Data rows =>
________________

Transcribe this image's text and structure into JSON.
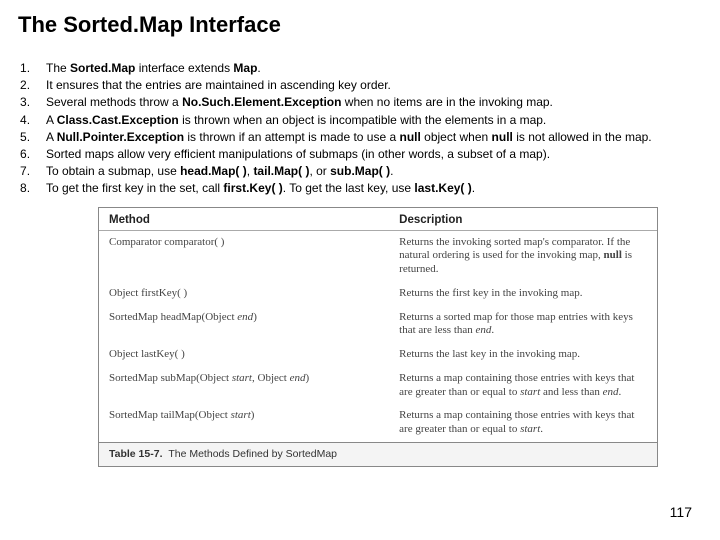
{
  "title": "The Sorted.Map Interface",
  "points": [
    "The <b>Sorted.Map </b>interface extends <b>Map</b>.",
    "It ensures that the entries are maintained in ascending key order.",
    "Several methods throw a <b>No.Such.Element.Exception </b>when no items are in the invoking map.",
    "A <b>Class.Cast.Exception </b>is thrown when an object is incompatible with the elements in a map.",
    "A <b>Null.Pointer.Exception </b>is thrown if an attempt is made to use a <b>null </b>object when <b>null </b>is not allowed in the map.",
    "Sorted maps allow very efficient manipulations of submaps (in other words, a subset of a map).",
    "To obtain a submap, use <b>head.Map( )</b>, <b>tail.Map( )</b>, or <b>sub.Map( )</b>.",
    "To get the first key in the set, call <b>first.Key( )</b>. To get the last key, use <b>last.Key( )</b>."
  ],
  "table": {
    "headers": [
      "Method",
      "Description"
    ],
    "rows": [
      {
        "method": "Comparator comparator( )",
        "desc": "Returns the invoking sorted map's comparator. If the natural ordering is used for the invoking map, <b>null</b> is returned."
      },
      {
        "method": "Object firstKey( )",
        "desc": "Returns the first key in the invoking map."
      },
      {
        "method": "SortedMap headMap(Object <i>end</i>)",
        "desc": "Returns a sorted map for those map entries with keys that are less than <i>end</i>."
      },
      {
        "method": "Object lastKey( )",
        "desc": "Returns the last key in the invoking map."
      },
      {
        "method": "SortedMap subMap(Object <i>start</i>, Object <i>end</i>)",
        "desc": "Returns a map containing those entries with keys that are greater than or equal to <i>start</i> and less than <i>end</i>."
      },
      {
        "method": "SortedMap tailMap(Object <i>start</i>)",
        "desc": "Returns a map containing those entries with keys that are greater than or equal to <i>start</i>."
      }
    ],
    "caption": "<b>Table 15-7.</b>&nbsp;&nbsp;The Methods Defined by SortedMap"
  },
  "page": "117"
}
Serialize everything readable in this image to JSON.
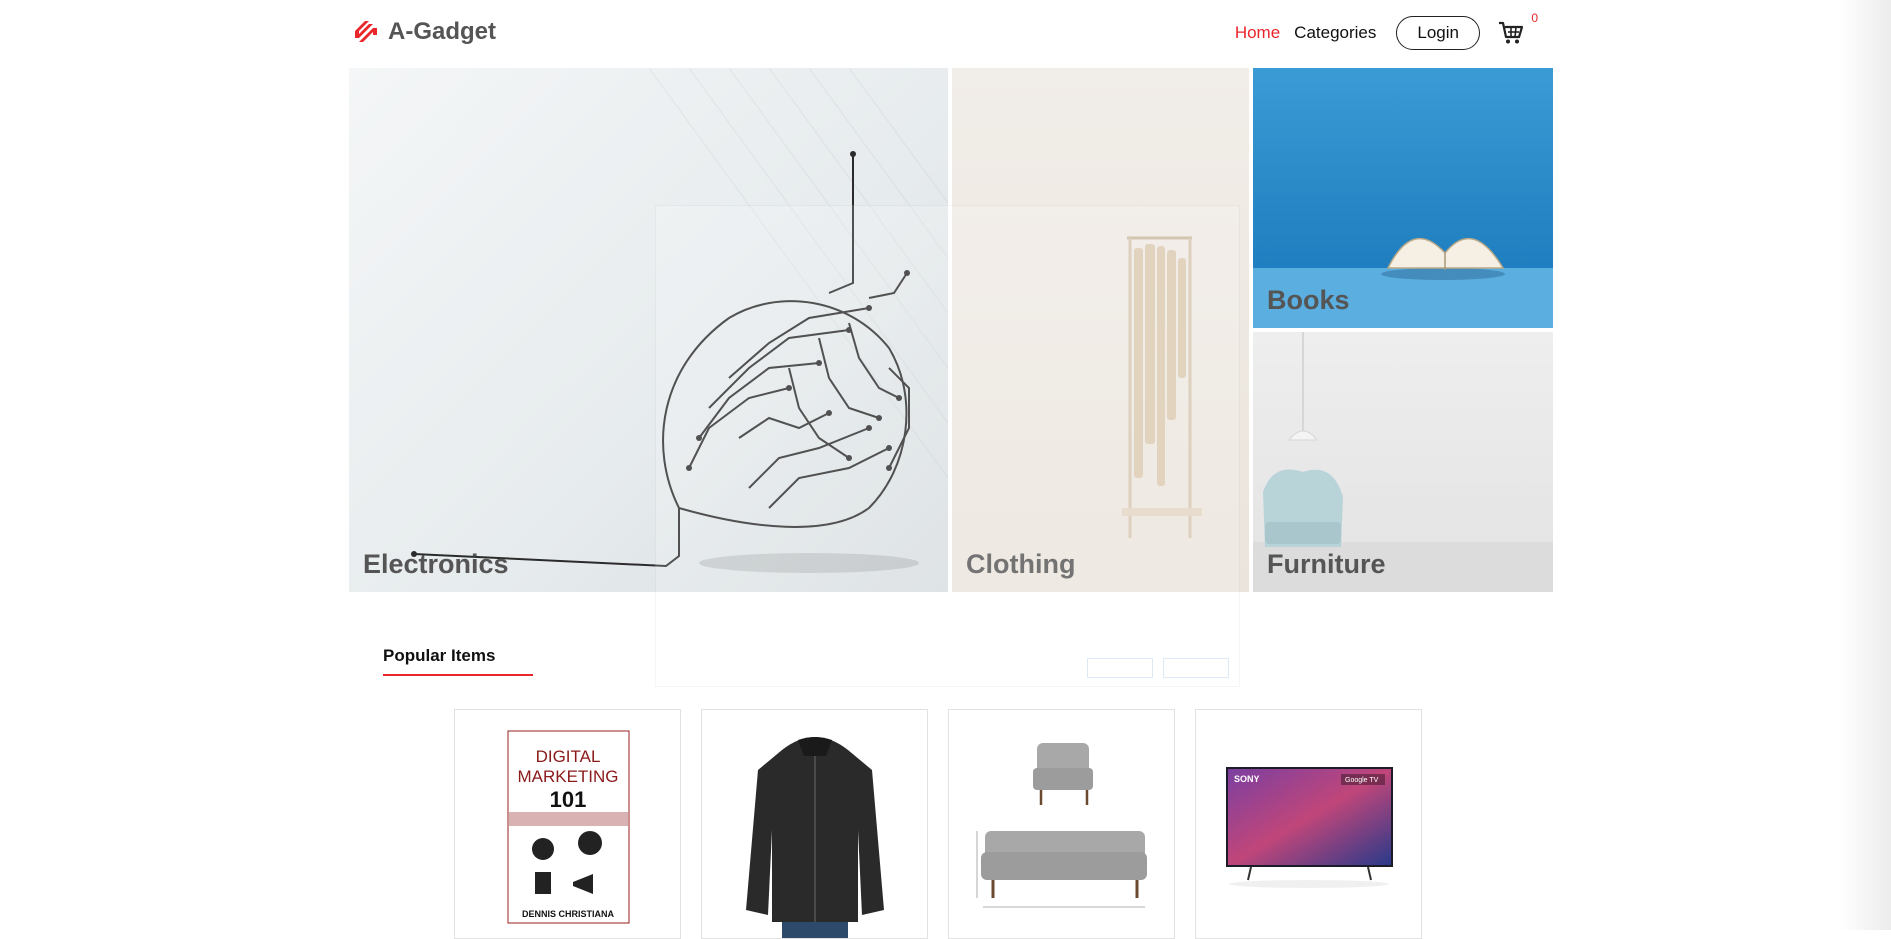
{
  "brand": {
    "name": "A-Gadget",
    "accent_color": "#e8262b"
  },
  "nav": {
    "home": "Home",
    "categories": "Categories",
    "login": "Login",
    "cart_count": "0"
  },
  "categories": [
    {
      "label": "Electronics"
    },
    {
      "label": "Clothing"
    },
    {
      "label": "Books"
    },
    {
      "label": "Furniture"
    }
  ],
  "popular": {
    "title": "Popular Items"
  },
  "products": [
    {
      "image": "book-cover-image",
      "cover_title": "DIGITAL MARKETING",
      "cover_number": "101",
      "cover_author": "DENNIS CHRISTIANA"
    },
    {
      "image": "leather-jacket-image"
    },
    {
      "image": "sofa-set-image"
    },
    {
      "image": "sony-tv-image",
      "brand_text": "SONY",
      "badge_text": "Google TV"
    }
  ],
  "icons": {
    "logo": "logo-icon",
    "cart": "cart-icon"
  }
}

________________

What the task requires =>
Every line of the records that includes the word "label" should be gathered.

Result of this exercise =>
      "label": "Electronics"
      "label": "Clothing"
      "label": "Books"
      "label": "Furniture"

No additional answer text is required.